[Stored data entries]
****************************************

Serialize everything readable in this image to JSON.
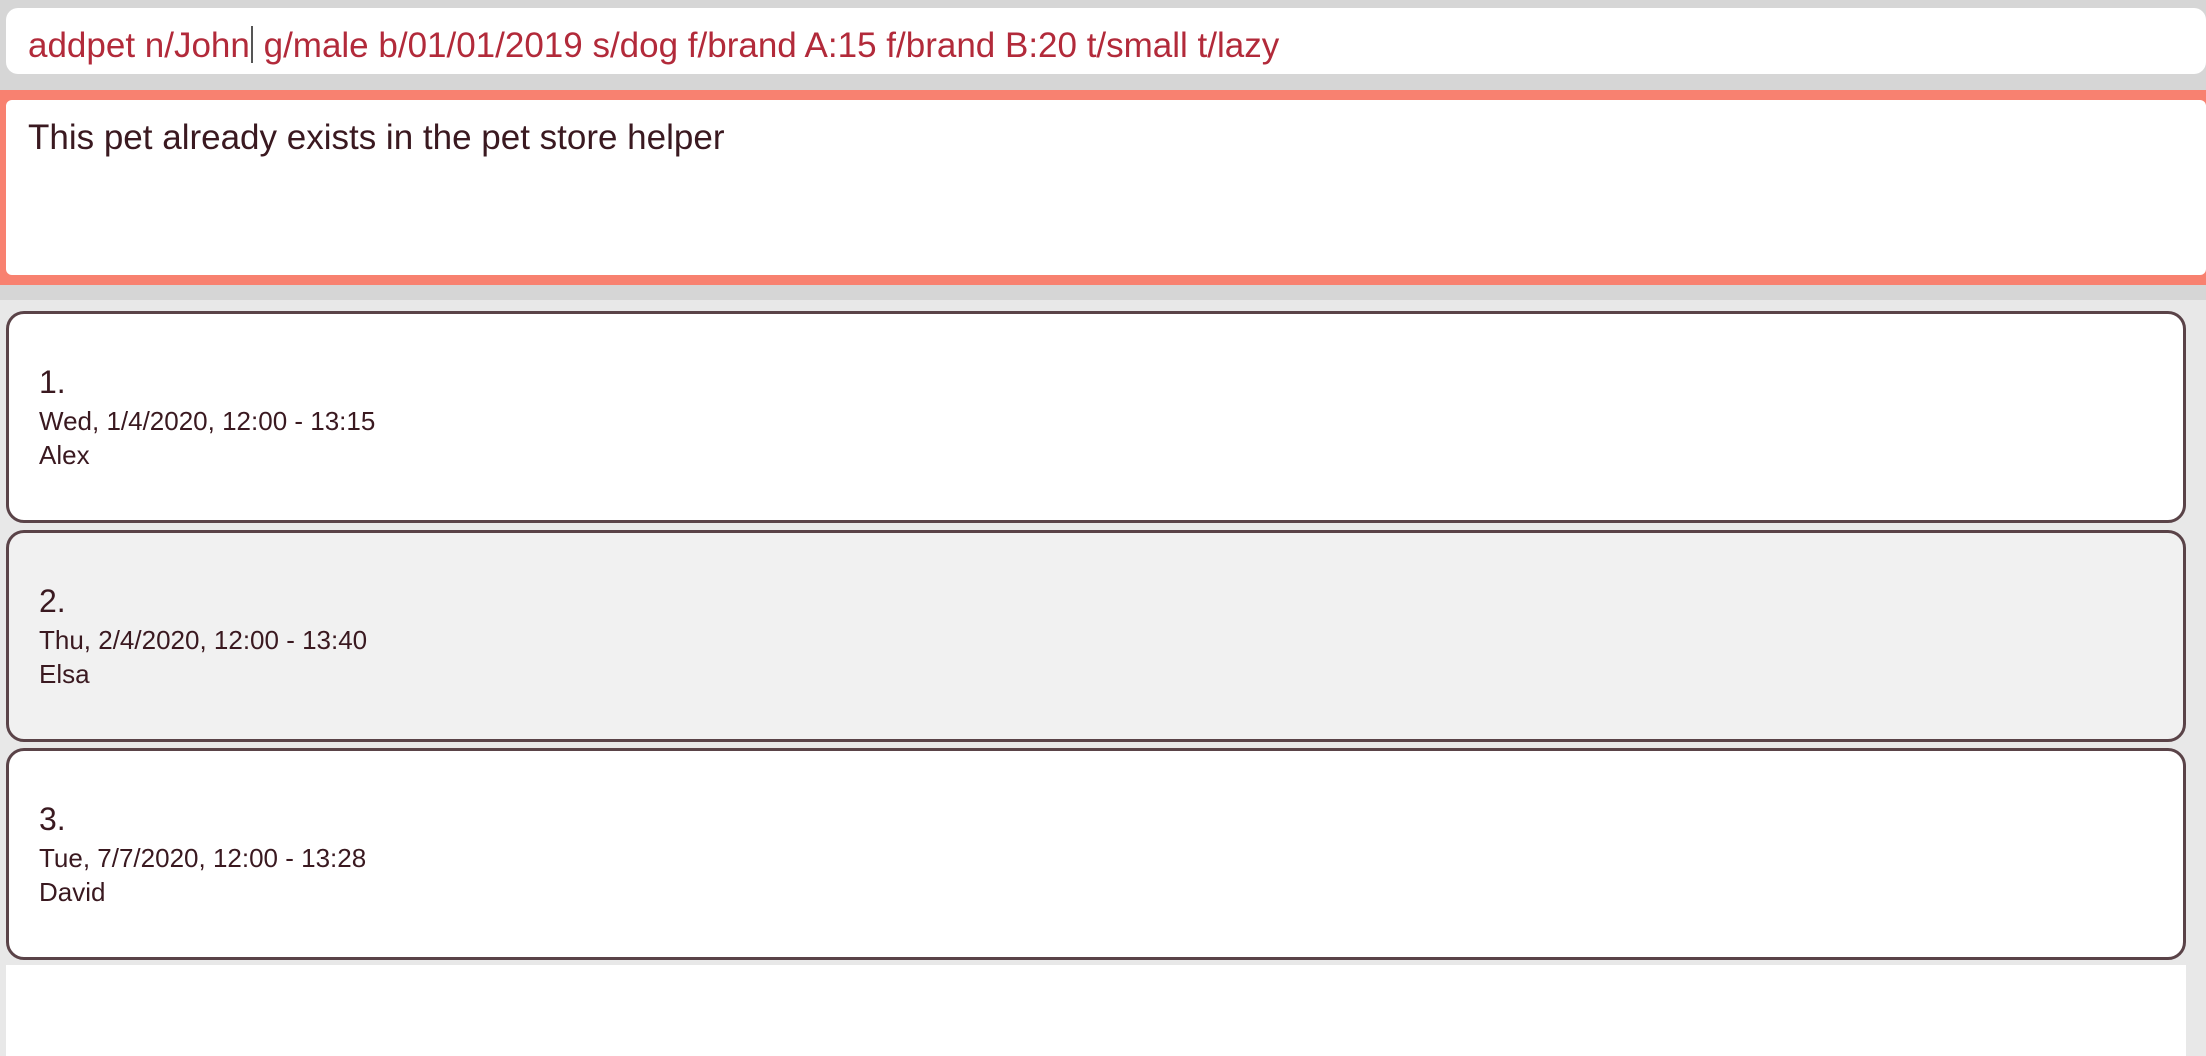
{
  "command": {
    "text_before_cursor": "addpet n/John",
    "text_after_cursor": " g/male b/01/01/2019 s/dog f/brand A:15 f/brand B:20 t/small t/lazy"
  },
  "result": {
    "message": "This pet already exists in the pet store helper"
  },
  "schedule": {
    "items": [
      {
        "index": "1.",
        "datetime": "Wed, 1/4/2020, 12:00 - 13:15",
        "name": "Alex"
      },
      {
        "index": "2.",
        "datetime": "Thu, 2/4/2020, 12:00 - 13:40",
        "name": "Elsa"
      },
      {
        "index": "3.",
        "datetime": "Tue, 7/7/2020, 12:00 - 13:28",
        "name": "David"
      }
    ]
  }
}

****************************************

== Goal ==
Search the lines for "datetime". Copy each line that has it.

== Written reply ==
        "datetime": "Wed, 1/4/2020, 12:00 - 13:15",
        "datetime": "Thu, 2/4/2020, 12:00 - 13:40",
        "datetime": "Tue, 7/7/2020, 12:00 - 13:28",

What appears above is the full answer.